§ INPUT
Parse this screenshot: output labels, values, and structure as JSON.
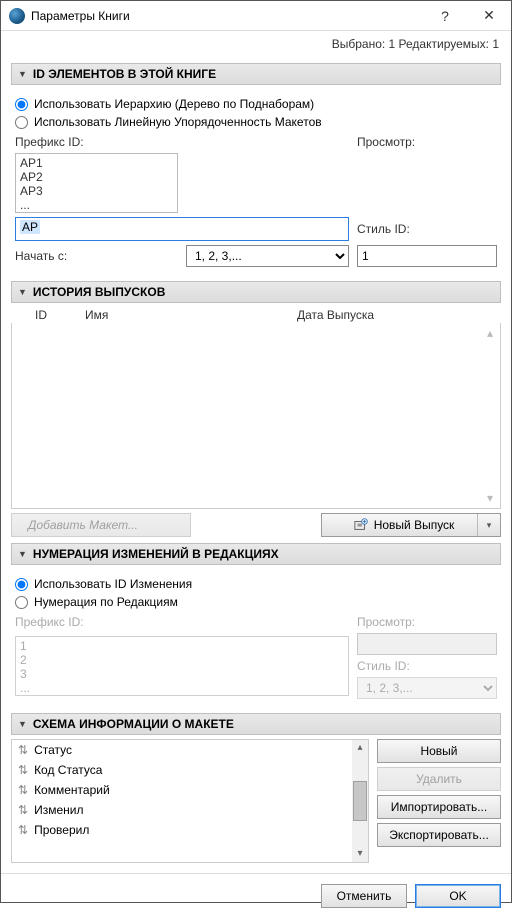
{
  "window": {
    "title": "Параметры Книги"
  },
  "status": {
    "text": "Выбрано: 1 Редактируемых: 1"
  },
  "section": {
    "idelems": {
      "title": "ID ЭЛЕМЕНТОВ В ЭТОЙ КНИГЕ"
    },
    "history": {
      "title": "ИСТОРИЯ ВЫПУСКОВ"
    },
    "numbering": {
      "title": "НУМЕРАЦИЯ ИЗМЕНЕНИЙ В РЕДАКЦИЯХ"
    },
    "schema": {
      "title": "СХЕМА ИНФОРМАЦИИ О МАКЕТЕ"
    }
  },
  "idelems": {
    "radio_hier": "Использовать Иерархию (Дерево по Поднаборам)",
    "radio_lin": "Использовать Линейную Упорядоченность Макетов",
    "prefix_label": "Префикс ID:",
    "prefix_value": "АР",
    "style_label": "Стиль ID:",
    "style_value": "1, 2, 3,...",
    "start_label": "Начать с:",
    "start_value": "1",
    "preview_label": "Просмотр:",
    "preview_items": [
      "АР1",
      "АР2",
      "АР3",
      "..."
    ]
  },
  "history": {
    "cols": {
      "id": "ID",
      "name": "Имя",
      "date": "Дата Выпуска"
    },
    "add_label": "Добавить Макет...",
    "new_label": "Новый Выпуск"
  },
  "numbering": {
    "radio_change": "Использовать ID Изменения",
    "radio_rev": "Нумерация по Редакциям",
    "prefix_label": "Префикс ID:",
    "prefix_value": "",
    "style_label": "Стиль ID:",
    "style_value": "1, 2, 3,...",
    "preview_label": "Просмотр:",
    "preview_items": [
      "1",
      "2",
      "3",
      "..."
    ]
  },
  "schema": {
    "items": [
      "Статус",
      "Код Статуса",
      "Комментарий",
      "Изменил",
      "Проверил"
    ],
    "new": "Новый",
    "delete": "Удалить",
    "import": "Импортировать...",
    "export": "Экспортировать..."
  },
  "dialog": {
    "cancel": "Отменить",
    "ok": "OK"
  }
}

§ WHAT THE TASK ASKS
Restate each entry word for word, leaving out any pictures.

§ RESULT OF THE TASK
Parse this screenshot: output labels, values, and structure as JSON.
{
  "window": {
    "title": "Параметры Книги"
  },
  "status": {
    "text": "Выбрано: 1 Редактируемых: 1"
  },
  "section": {
    "idelems": {
      "title": "ID ЭЛЕМЕНТОВ В ЭТОЙ КНИГЕ"
    },
    "history": {
      "title": "ИСТОРИЯ ВЫПУСКОВ"
    },
    "numbering": {
      "title": "НУМЕРАЦИЯ ИЗМЕНЕНИЙ В РЕДАКЦИЯХ"
    },
    "schema": {
      "title": "СХЕМА ИНФОРМАЦИИ О МАКЕТЕ"
    }
  },
  "idelems": {
    "radio_hier": "Использовать Иерархию (Дерево по Поднаборам)",
    "radio_lin": "Использовать Линейную Упорядоченность Макетов",
    "prefix_label": "Префикс ID:",
    "prefix_value": "АР",
    "style_label": "Стиль ID:",
    "style_value": "1, 2, 3,...",
    "start_label": "Начать с:",
    "start_value": "1",
    "preview_label": "Просмотр:",
    "preview_items": [
      "АР1",
      "АР2",
      "АР3",
      "..."
    ]
  },
  "history": {
    "cols": {
      "id": "ID",
      "name": "Имя",
      "date": "Дата Выпуска"
    },
    "add_label": "Добавить Макет...",
    "new_label": "Новый Выпуск"
  },
  "numbering": {
    "radio_change": "Использовать ID Изменения",
    "radio_rev": "Нумерация по Редакциям",
    "prefix_label": "Префикс ID:",
    "prefix_value": "",
    "style_label": "Стиль ID:",
    "style_value": "1, 2, 3,...",
    "preview_label": "Просмотр:",
    "preview_items": [
      "1",
      "2",
      "3",
      "..."
    ]
  },
  "schema": {
    "items": [
      "Статус",
      "Код Статуса",
      "Комментарий",
      "Изменил",
      "Проверил"
    ],
    "new": "Новый",
    "delete": "Удалить",
    "import": "Импортировать...",
    "export": "Экспортировать..."
  },
  "dialog": {
    "cancel": "Отменить",
    "ok": "OK"
  }
}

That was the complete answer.